* **WRITTEN REQUEST**
Which lines in the records below contain the word "años"? Copy each of them.

* **Dataset records**
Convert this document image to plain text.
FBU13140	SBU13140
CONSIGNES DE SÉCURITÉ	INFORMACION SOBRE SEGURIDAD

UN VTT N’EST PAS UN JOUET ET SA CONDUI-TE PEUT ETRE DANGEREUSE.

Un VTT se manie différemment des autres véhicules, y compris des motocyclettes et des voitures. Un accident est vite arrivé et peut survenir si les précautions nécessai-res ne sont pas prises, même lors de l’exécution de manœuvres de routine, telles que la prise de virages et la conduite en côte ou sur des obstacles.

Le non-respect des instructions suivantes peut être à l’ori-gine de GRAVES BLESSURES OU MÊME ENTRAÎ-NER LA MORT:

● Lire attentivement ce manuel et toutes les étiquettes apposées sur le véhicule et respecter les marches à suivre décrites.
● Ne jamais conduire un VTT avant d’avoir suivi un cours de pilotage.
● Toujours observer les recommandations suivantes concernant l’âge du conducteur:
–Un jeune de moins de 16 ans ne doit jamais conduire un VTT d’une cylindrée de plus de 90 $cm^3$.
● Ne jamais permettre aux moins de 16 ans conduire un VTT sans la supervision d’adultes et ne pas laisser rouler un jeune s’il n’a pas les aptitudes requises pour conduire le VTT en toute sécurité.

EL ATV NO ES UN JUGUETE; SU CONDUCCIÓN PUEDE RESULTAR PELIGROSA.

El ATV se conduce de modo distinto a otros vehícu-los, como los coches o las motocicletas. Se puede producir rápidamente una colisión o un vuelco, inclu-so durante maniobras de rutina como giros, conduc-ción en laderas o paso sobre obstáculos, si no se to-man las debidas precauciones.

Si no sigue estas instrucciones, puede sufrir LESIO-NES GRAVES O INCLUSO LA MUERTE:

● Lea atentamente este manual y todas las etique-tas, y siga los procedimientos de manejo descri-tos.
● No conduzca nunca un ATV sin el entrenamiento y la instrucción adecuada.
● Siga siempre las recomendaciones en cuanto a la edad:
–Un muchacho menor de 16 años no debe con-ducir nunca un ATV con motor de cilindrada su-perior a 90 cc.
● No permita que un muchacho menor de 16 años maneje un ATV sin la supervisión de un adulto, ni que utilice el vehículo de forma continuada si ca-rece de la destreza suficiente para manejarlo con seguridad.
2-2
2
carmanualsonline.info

* **CORRECT RESPONSE**
–Un muchacho menor de 16 años no debe con-ducir nunca un ATV con motor de cilindrada su-perior a 90 cc.
● No permita que un muchacho menor de 16 años maneje un ATV sin la supervisión de un adulto, ni que utilice el vehículo de forma continuada si ca-rece de la destreza suficiente para manejarlo con seguridad.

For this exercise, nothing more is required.